[Start]

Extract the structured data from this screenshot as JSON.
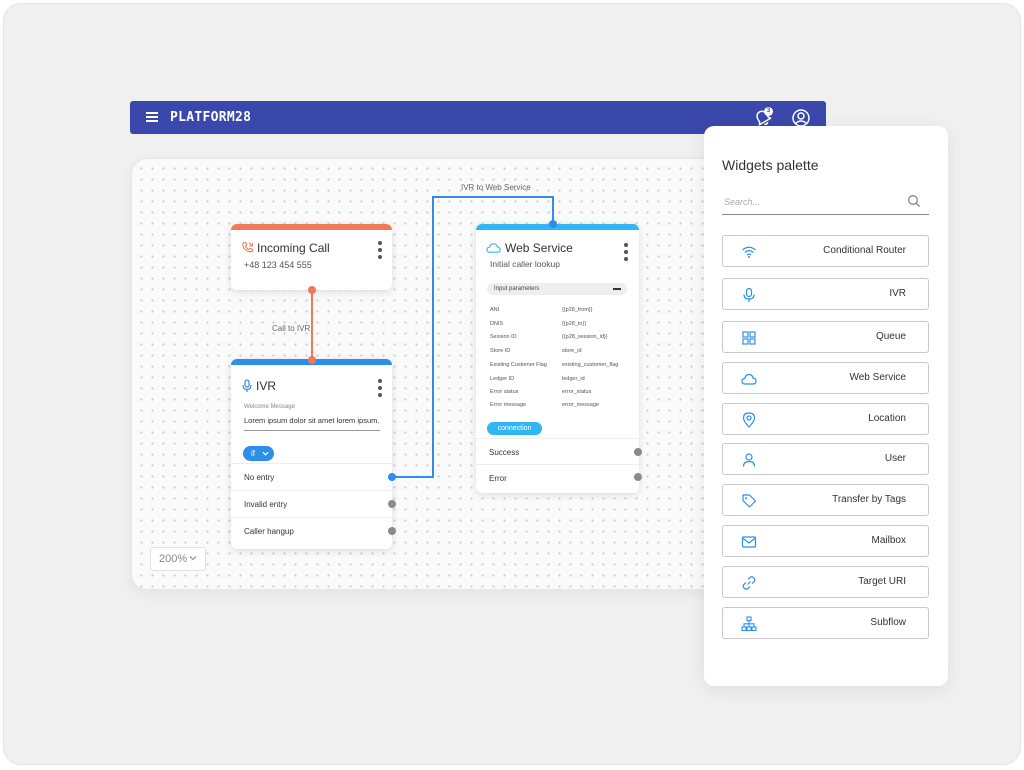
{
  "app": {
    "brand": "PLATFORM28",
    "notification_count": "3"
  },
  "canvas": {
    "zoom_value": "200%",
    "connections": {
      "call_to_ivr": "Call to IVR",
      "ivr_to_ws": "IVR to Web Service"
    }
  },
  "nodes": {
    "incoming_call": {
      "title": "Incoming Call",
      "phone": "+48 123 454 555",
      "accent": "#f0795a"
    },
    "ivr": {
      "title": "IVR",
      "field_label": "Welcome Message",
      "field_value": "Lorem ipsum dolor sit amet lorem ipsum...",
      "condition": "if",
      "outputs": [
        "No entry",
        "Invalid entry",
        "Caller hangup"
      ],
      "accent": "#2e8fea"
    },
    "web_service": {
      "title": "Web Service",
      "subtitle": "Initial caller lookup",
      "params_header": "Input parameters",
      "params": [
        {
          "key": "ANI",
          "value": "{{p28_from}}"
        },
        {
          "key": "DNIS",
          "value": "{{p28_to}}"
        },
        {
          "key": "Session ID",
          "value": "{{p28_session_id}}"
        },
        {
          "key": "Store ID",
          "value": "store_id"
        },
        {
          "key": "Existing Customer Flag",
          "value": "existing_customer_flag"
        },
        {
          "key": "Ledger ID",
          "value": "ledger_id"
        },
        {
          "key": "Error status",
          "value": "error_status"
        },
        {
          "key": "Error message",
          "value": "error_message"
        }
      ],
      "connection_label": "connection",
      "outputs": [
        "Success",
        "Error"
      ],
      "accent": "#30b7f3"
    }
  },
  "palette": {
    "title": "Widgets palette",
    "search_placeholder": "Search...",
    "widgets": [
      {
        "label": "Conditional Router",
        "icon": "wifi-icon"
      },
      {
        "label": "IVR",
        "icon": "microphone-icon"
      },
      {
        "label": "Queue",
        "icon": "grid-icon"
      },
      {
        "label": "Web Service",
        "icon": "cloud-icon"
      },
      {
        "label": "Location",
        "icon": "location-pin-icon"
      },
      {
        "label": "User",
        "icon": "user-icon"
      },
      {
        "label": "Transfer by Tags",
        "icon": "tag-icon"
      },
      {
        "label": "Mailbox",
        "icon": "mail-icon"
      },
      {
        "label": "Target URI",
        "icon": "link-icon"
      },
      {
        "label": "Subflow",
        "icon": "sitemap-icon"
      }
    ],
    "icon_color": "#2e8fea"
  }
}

[End]

● **SET EXERCISE**: Return each line exactly as written. Any picture gets left out.

● **RESULT**:
Extract the structured data from this screenshot as JSON.
{
  "app": {
    "brand": "PLATFORM28",
    "notification_count": "3"
  },
  "canvas": {
    "zoom_value": "200%",
    "connections": {
      "call_to_ivr": "Call to IVR",
      "ivr_to_ws": "IVR to Web Service"
    }
  },
  "nodes": {
    "incoming_call": {
      "title": "Incoming Call",
      "phone": "+48 123 454 555",
      "accent": "#f0795a"
    },
    "ivr": {
      "title": "IVR",
      "field_label": "Welcome Message",
      "field_value": "Lorem ipsum dolor sit amet lorem ipsum...",
      "condition": "if",
      "outputs": [
        "No entry",
        "Invalid entry",
        "Caller hangup"
      ],
      "accent": "#2e8fea"
    },
    "web_service": {
      "title": "Web Service",
      "subtitle": "Initial caller lookup",
      "params_header": "Input parameters",
      "params": [
        {
          "key": "ANI",
          "value": "{{p28_from}}"
        },
        {
          "key": "DNIS",
          "value": "{{p28_to}}"
        },
        {
          "key": "Session ID",
          "value": "{{p28_session_id}}"
        },
        {
          "key": "Store ID",
          "value": "store_id"
        },
        {
          "key": "Existing Customer Flag",
          "value": "existing_customer_flag"
        },
        {
          "key": "Ledger ID",
          "value": "ledger_id"
        },
        {
          "key": "Error status",
          "value": "error_status"
        },
        {
          "key": "Error message",
          "value": "error_message"
        }
      ],
      "connection_label": "connection",
      "outputs": [
        "Success",
        "Error"
      ],
      "accent": "#30b7f3"
    }
  },
  "palette": {
    "title": "Widgets palette",
    "search_placeholder": "Search...",
    "widgets": [
      {
        "label": "Conditional Router",
        "icon": "wifi-icon"
      },
      {
        "label": "IVR",
        "icon": "microphone-icon"
      },
      {
        "label": "Queue",
        "icon": "grid-icon"
      },
      {
        "label": "Web Service",
        "icon": "cloud-icon"
      },
      {
        "label": "Location",
        "icon": "location-pin-icon"
      },
      {
        "label": "User",
        "icon": "user-icon"
      },
      {
        "label": "Transfer by Tags",
        "icon": "tag-icon"
      },
      {
        "label": "Mailbox",
        "icon": "mail-icon"
      },
      {
        "label": "Target URI",
        "icon": "link-icon"
      },
      {
        "label": "Subflow",
        "icon": "sitemap-icon"
      }
    ],
    "icon_color": "#2e8fea"
  }
}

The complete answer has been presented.